### Task to carry out:
Rewrite the items from the line containing "save-icon — [377, 394, 392, 430]" through the line containing "trash-icon — [180, 394, 194, 430]", inclusive, changing "row-desc" to "row-description" and leaving everything else unchanged. Return only those lines.

### Input for this task:
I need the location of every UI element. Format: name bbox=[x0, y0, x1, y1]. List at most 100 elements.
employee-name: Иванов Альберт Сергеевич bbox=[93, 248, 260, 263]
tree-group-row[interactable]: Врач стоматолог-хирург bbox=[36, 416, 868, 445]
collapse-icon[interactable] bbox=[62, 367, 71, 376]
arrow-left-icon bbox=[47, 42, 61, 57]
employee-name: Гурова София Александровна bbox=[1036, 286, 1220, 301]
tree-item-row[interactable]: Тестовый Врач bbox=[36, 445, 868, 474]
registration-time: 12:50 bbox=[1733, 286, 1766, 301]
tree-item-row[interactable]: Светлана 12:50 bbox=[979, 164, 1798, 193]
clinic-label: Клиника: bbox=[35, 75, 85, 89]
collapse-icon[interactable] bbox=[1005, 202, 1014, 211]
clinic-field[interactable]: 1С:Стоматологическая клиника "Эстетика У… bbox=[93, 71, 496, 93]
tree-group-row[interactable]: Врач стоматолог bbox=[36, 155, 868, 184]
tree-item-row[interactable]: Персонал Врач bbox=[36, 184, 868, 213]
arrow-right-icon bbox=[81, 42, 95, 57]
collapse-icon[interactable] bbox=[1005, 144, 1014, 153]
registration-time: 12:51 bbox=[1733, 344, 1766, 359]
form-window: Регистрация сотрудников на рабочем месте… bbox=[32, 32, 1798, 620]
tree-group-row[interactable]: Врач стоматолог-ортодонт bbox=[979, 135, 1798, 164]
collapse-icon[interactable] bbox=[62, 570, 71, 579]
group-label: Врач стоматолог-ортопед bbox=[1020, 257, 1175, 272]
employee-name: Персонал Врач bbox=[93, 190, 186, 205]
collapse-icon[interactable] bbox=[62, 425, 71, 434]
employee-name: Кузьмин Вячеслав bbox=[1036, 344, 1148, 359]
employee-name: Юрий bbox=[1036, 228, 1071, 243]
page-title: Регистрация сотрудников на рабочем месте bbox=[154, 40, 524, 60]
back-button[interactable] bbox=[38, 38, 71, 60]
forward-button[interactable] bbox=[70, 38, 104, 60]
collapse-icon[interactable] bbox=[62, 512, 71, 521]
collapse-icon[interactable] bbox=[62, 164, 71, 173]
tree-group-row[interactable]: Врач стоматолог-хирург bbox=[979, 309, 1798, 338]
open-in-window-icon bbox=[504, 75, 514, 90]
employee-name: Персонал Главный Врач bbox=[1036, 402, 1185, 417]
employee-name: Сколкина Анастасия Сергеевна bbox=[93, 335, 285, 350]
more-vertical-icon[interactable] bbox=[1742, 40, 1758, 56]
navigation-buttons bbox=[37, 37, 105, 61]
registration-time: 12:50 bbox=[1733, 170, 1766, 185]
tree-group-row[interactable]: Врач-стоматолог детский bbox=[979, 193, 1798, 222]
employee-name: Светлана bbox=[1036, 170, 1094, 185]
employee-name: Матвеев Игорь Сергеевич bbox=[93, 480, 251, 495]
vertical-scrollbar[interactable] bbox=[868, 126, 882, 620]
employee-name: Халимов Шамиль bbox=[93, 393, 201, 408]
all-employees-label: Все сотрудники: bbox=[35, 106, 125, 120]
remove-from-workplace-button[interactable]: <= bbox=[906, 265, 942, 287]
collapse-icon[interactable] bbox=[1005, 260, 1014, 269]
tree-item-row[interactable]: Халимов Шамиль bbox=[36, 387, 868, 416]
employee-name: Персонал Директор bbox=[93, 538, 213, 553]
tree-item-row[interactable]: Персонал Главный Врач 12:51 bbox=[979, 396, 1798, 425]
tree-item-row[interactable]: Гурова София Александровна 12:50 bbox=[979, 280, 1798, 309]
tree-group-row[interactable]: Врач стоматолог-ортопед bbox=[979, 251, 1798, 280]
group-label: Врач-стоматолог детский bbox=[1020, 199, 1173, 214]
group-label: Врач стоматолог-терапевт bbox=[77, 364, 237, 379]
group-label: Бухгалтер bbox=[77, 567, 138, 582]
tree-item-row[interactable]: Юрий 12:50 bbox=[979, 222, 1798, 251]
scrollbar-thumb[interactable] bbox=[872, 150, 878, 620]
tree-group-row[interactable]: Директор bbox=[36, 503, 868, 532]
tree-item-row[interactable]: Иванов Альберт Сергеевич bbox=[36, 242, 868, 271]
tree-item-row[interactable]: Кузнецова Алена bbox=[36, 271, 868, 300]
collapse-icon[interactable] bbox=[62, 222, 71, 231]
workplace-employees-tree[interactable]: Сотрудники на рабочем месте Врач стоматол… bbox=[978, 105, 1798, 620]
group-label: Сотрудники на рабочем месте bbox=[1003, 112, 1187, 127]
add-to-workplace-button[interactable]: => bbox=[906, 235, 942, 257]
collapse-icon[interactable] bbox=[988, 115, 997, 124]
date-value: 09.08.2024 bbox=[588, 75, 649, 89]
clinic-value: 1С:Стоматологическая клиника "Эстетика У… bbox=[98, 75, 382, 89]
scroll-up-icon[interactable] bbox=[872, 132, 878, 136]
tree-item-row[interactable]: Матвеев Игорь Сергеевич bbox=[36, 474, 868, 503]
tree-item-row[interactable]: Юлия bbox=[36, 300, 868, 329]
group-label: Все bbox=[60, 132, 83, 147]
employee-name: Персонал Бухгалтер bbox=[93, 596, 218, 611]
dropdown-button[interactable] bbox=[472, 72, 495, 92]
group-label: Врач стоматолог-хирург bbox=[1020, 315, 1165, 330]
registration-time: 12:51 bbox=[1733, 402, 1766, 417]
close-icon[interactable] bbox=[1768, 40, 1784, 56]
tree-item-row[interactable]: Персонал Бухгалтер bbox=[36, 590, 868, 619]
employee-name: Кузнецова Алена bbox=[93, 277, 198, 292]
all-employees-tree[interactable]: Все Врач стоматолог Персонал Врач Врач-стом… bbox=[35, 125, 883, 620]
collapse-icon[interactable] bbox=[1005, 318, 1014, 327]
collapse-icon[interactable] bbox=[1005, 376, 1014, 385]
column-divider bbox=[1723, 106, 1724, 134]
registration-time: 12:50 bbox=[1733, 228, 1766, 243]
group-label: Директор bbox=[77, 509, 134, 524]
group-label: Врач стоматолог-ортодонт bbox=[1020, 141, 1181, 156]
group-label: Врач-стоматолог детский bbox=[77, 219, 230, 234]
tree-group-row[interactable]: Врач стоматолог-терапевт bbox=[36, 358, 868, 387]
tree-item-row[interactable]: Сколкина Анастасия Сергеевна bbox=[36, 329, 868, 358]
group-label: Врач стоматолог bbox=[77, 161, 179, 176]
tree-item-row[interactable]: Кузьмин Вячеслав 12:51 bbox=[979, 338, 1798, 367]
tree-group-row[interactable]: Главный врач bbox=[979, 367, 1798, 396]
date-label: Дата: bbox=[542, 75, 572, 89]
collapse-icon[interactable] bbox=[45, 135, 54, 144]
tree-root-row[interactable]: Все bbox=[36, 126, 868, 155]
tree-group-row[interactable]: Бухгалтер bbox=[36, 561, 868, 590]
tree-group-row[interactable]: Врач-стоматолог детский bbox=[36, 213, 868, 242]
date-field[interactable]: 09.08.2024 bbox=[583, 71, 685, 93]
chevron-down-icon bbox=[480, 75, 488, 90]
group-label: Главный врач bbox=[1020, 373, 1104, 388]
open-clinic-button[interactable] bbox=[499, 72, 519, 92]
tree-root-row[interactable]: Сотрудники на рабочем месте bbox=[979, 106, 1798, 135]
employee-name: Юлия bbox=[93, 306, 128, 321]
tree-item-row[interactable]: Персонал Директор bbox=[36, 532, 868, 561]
...
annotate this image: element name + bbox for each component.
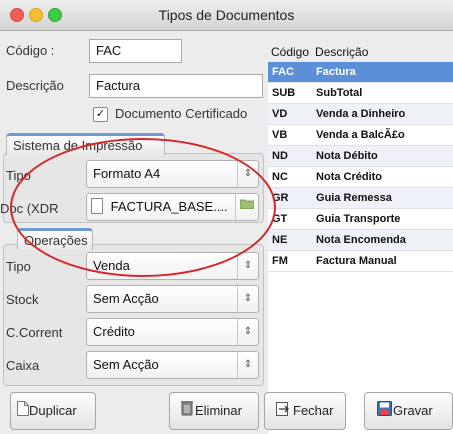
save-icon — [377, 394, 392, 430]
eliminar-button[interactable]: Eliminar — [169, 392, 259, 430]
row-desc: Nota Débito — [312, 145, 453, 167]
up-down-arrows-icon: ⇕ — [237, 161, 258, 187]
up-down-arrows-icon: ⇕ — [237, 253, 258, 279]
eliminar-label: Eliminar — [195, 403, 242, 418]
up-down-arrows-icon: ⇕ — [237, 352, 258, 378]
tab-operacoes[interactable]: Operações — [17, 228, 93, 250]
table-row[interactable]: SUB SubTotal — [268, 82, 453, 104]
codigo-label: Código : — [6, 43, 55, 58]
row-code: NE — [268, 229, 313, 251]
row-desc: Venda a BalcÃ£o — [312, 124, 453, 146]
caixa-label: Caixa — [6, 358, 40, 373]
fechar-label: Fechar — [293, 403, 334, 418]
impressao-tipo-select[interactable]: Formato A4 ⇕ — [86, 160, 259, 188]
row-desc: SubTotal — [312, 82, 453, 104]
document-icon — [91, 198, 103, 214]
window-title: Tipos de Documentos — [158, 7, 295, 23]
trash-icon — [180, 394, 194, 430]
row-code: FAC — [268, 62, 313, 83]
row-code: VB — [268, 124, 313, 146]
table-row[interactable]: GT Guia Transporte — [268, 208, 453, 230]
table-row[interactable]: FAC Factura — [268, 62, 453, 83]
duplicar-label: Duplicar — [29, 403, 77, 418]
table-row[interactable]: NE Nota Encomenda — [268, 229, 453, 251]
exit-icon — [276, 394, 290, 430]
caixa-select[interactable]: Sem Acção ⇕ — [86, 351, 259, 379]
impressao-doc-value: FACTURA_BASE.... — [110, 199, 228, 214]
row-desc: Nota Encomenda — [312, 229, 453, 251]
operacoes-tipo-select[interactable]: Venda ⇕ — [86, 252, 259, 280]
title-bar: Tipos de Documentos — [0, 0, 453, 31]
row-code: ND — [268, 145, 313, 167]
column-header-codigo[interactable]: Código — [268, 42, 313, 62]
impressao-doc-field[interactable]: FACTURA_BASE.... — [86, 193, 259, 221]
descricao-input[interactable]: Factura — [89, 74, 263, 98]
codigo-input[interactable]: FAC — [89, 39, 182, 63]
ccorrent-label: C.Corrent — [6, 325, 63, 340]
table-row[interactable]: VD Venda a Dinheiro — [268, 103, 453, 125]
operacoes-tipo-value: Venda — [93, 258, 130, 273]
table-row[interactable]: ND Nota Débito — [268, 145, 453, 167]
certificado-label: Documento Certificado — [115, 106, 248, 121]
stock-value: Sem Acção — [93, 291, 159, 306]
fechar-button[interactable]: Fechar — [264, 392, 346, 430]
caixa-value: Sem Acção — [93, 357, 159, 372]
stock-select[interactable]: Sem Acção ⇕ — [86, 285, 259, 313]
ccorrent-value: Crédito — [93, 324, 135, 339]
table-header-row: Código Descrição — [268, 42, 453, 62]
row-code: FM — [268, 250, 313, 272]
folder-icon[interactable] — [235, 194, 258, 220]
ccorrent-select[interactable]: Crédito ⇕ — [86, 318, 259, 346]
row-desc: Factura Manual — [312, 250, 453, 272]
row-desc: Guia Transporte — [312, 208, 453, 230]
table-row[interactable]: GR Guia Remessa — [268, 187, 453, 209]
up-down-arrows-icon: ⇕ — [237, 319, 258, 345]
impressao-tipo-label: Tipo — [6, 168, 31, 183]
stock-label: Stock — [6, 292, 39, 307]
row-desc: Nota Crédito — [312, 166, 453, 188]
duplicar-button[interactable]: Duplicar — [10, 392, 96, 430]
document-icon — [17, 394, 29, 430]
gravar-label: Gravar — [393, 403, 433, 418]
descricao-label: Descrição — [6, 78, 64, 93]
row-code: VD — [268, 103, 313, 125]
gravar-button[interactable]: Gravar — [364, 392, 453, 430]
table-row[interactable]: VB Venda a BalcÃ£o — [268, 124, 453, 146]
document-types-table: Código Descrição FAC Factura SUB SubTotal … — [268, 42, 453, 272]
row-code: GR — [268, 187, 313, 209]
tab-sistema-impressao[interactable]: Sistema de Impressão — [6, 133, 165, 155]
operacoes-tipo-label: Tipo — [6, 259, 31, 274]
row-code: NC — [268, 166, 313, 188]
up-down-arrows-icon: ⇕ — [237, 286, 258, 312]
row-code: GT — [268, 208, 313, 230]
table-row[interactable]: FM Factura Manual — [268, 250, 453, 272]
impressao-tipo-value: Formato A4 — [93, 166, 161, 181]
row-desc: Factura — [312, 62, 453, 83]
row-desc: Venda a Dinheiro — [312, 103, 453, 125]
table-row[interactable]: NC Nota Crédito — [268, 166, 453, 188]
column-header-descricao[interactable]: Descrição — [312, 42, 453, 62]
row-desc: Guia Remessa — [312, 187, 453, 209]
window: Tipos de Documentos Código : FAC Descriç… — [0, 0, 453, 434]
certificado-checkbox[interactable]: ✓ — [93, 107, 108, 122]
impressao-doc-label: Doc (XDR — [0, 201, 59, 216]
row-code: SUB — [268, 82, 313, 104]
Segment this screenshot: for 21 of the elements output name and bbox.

### Answer to the problem:
save-icon — [377, 394, 392, 430]
eliminar-button[interactable]: Eliminar — [169, 392, 259, 430]
row-description: Nota Débito — [312, 145, 453, 167]
up-down-arrows-icon: ⇕ — [237, 161, 258, 187]
up-down-arrows-icon: ⇕ — [237, 253, 258, 279]
eliminar-label: Eliminar — [195, 403, 242, 418]
up-down-arrows-icon: ⇕ — [237, 352, 258, 378]
tab-operacoes[interactable]: Operações — [17, 228, 93, 250]
table-row[interactable]: SUB SubTotal — [268, 82, 453, 104]
codigo-label: Código : — [6, 43, 55, 58]
row-code: NE — [268, 229, 313, 251]
row-description: Venda a BalcÃ£o — [312, 124, 453, 146]
caixa-label: Caixa — [6, 358, 40, 373]
fechar-label: Fechar — [293, 403, 334, 418]
impressao-tipo-select[interactable]: Formato A4 ⇕ — [86, 160, 259, 188]
row-description: SubTotal — [312, 82, 453, 104]
document-icon — [91, 198, 103, 214]
window-title: Tipos de Documentos — [158, 7, 295, 23]
trash-icon — [180, 394, 194, 430]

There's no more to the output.